* Data
** Begin **

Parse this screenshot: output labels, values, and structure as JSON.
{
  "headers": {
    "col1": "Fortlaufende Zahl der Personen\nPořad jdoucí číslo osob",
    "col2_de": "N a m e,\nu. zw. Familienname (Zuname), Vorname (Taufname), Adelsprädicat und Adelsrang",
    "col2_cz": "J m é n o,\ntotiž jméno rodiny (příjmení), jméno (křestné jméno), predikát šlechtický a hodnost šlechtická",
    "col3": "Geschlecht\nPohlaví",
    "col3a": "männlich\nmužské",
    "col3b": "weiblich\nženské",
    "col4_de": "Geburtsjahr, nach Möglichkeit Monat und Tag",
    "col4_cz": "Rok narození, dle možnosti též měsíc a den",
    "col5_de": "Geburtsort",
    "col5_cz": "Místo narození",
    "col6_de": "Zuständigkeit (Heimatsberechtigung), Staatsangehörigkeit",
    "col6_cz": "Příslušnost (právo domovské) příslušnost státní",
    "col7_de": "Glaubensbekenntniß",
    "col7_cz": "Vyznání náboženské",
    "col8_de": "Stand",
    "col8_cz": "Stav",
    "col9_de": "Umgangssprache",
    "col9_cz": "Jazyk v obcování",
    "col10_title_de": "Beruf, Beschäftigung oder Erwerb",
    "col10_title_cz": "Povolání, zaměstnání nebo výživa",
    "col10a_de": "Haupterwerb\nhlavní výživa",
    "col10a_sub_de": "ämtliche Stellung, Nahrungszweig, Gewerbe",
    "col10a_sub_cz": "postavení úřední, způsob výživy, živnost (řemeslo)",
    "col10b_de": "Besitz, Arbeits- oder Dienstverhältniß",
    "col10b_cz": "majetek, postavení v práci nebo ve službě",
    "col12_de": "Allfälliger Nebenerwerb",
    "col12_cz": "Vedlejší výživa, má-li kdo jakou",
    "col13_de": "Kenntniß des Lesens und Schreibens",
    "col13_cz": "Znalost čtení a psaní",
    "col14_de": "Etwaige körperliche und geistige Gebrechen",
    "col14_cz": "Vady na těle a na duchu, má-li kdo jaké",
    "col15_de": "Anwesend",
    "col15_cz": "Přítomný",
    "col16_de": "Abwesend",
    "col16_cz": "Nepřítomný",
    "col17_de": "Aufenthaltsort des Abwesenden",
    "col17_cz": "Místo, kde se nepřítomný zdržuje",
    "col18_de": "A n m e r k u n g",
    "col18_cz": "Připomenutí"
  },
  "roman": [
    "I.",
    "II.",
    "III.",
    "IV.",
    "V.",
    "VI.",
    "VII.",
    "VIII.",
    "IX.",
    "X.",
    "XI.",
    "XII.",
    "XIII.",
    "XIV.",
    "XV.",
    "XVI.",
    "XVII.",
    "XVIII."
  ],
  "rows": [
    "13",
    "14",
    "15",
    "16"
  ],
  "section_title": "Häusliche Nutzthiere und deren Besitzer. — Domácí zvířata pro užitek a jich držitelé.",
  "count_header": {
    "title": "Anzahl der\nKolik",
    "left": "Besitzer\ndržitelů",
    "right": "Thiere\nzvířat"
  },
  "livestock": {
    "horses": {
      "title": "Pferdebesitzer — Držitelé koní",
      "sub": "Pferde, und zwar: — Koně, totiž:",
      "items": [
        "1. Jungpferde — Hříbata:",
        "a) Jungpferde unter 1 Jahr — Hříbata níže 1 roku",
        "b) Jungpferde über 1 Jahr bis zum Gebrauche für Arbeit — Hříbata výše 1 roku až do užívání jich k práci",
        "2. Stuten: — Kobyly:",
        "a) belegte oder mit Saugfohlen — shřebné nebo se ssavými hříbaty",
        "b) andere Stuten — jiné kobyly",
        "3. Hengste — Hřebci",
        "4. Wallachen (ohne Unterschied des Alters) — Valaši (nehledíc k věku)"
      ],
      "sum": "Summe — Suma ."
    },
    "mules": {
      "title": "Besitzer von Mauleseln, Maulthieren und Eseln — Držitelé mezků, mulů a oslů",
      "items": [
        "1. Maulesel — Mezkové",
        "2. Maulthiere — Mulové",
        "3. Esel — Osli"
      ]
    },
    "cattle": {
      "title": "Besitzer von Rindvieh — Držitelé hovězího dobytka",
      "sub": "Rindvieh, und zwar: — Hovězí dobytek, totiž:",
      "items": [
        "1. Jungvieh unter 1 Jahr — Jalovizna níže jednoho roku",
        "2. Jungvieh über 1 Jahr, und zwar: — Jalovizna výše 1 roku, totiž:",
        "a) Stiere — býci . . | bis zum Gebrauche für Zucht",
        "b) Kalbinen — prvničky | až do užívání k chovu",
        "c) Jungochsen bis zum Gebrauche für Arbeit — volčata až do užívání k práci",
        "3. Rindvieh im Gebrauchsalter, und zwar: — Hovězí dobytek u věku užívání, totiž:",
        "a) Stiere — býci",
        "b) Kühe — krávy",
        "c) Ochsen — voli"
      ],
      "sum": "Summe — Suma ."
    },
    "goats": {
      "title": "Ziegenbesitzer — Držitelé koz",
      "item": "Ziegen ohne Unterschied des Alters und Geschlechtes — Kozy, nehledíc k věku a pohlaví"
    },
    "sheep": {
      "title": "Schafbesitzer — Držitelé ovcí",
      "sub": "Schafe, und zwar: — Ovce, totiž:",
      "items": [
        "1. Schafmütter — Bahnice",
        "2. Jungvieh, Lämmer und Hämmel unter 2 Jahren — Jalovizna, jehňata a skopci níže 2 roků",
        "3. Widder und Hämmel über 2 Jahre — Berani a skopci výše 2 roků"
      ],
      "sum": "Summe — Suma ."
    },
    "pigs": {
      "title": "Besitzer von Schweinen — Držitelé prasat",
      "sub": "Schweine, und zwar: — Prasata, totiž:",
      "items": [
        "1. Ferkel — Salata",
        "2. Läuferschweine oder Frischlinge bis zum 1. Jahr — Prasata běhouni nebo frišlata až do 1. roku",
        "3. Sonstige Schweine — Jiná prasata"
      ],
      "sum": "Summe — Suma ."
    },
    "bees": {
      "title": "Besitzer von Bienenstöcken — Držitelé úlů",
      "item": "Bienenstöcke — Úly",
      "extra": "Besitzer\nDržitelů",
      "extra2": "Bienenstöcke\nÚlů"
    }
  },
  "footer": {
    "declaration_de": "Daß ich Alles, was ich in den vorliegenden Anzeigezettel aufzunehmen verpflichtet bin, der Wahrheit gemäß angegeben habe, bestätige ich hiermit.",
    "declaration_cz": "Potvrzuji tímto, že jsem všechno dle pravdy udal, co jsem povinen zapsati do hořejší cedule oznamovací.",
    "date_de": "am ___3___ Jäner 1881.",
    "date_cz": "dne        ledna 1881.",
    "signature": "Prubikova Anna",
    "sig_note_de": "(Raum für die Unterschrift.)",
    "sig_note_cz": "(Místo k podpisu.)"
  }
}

** End **

* Exercise task
Show the lines of the records that contain the word "nebo".

* Exercise result
    "col10_title_cz": "Povolání, zaměstnání nebo výživa",
    "col10b_cz": "majetek, postavení v práci nebo ve službě",
        "a) belegte oder mit Saugfohlen — shřebné nebo se ssavými hříbaty",
        "2. Läuferschweine oder Frischlinge bis zum 1. Jahr — Prasata běhouni nebo frišlata až do 1. roku",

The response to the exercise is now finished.